- **EXERCISE**
Copy the rows from the first one through the line with "svg-text:80.0%: 80.0% [1280, 803, 1320, 819]", putting "Immigrants from Laos" wherever "Immigrants from Thailand" appears and changing nothing else.

=== RECORDS SUPPLIED ===

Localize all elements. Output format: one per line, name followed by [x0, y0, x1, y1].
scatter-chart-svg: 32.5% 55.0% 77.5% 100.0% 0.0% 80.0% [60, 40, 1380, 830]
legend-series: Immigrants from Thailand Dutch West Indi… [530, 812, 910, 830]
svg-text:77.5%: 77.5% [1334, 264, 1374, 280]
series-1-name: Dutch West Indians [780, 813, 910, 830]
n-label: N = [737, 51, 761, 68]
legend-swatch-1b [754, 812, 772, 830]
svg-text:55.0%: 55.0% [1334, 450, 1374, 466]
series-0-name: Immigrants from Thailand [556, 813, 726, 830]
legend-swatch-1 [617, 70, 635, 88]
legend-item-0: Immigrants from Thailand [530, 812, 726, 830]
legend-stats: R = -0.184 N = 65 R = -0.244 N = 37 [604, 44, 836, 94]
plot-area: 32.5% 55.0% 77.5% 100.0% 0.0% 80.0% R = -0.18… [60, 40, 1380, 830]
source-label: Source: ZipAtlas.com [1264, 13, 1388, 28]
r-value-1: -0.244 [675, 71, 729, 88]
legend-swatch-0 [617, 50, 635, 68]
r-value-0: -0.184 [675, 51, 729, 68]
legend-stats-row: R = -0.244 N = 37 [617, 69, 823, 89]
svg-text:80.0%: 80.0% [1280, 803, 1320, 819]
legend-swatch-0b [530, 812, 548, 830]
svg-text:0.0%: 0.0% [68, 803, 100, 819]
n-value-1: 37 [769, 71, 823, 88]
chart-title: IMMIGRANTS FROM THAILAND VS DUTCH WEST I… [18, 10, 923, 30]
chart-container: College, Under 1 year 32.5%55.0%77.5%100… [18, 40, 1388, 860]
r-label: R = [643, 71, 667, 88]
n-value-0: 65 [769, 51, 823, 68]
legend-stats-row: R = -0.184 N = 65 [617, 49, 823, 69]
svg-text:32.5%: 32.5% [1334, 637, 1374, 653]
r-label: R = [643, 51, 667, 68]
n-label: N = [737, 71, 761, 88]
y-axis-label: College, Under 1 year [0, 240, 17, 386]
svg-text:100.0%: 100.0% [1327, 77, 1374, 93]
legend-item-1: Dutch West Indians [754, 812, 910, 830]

===

- **TASK ANSWER**
Localize all elements. Output format: one per line, name followed by [x0, y0, x1, y1].
scatter-chart-svg: 32.5% 55.0% 77.5% 100.0% 0.0% 80.0% [60, 40, 1380, 830]
legend-series: Immigrants from Laos Dutch West Indi… [530, 812, 910, 830]
svg-text:77.5%: 77.5% [1334, 264, 1374, 280]
series-1-name: Dutch West Indians [780, 813, 910, 830]
n-label: N = [737, 51, 761, 68]
legend-swatch-1b [754, 812, 772, 830]
svg-text:55.0%: 55.0% [1334, 450, 1374, 466]
series-0-name: Immigrants from Laos [556, 813, 726, 830]
legend-swatch-1 [617, 70, 635, 88]
legend-item-0: Immigrants from Laos [530, 812, 726, 830]
legend-stats: R = -0.184 N = 65 R = -0.244 N = 37 [604, 44, 836, 94]
plot-area: 32.5% 55.0% 77.5% 100.0% 0.0% 80.0% R = -0.18… [60, 40, 1380, 830]
source-label: Source: ZipAtlas.com [1264, 13, 1388, 28]
r-value-1: -0.244 [675, 71, 729, 88]
legend-swatch-0 [617, 50, 635, 68]
r-value-0: -0.184 [675, 51, 729, 68]
legend-stats-row: R = -0.244 N = 37 [617, 69, 823, 89]
svg-text:80.0%: 80.0% [1280, 803, 1320, 819]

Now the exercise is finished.